_THE TASK:_ Return only the count of lines in which the word "Journal" appears.

_STORED ROWS:_
=====

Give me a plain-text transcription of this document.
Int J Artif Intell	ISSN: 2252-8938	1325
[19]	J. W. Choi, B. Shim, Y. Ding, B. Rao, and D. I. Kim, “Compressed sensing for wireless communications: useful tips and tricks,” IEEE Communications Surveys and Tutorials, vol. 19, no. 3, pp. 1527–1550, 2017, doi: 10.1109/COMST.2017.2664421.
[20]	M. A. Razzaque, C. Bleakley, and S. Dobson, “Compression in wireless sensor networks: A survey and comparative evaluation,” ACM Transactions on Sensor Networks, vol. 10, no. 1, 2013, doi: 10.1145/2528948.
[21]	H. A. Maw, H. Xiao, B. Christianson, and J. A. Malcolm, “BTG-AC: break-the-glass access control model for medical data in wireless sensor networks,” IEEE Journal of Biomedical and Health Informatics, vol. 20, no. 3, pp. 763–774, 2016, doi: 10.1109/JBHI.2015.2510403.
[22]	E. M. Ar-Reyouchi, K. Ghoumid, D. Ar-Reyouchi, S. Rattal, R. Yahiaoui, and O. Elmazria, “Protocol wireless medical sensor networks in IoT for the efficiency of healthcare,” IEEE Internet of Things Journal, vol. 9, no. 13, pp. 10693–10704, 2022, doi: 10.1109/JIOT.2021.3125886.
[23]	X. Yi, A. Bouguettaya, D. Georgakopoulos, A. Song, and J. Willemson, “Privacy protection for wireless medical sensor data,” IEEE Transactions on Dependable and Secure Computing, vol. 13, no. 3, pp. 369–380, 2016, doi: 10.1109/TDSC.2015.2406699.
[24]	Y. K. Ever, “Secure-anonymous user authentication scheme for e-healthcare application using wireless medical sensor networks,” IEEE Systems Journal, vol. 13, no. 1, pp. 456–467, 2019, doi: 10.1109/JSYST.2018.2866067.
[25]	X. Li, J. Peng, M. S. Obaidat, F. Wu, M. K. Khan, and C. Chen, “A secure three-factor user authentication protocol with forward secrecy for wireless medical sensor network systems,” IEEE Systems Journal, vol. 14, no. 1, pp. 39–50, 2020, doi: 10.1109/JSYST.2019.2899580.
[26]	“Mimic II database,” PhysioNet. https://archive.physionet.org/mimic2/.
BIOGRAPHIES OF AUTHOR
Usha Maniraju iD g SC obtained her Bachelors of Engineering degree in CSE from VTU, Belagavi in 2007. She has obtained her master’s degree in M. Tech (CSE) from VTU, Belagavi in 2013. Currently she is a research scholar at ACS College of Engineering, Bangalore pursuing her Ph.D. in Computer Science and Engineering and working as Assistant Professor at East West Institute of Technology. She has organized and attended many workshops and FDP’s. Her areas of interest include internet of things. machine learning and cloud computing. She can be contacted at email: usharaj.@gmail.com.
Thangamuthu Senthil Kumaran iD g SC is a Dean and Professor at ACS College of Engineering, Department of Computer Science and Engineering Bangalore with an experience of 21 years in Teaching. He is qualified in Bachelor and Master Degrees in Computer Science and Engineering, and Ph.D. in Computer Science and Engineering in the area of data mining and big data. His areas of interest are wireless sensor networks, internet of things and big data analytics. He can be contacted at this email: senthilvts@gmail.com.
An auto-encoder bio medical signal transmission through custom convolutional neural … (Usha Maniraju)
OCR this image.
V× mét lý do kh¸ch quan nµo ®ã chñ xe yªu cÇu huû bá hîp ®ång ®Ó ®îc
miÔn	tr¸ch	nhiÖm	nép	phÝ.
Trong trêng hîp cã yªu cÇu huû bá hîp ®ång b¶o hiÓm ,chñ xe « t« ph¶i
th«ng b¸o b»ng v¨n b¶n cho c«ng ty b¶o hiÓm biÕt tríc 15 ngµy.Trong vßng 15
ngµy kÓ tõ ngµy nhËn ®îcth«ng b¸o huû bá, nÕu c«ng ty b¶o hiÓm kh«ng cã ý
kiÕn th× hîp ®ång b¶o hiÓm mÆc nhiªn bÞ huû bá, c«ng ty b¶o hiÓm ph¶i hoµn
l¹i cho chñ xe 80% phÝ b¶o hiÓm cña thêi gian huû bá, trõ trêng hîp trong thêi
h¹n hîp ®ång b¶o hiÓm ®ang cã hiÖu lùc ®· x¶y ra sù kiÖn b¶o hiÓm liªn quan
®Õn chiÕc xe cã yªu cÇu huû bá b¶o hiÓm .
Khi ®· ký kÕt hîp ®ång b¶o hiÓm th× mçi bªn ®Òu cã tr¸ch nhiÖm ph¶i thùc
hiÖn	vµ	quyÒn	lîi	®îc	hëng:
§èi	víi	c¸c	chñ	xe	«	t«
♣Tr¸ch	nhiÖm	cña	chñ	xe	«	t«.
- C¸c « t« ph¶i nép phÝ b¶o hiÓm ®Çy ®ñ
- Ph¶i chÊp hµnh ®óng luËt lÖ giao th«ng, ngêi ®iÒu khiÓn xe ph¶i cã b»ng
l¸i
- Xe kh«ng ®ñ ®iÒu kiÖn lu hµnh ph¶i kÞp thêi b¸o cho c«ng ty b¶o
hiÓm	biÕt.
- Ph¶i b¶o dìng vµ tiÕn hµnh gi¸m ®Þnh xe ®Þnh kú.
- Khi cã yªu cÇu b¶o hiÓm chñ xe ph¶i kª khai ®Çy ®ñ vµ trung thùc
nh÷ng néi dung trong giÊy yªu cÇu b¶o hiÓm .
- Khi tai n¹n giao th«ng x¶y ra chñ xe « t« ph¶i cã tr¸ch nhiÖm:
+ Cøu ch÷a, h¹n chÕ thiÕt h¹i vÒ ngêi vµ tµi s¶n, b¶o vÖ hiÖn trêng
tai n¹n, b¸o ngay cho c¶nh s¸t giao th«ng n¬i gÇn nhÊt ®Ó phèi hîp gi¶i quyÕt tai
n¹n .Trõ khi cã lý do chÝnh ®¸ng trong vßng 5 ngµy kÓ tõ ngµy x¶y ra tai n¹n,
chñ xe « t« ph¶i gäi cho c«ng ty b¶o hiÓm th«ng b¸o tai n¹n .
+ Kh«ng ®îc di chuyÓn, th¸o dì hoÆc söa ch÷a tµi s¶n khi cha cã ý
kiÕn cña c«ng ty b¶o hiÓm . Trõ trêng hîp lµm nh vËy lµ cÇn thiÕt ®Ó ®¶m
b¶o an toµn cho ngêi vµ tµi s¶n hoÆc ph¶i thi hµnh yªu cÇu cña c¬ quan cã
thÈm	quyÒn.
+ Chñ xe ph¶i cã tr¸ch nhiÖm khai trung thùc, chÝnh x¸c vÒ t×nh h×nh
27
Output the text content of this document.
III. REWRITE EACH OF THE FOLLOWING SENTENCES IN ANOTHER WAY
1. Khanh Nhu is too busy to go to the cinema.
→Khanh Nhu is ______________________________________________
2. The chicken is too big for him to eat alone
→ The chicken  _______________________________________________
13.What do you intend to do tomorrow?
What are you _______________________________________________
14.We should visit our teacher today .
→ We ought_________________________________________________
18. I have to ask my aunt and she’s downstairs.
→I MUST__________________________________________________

=====

_THE ANSWER:_ 4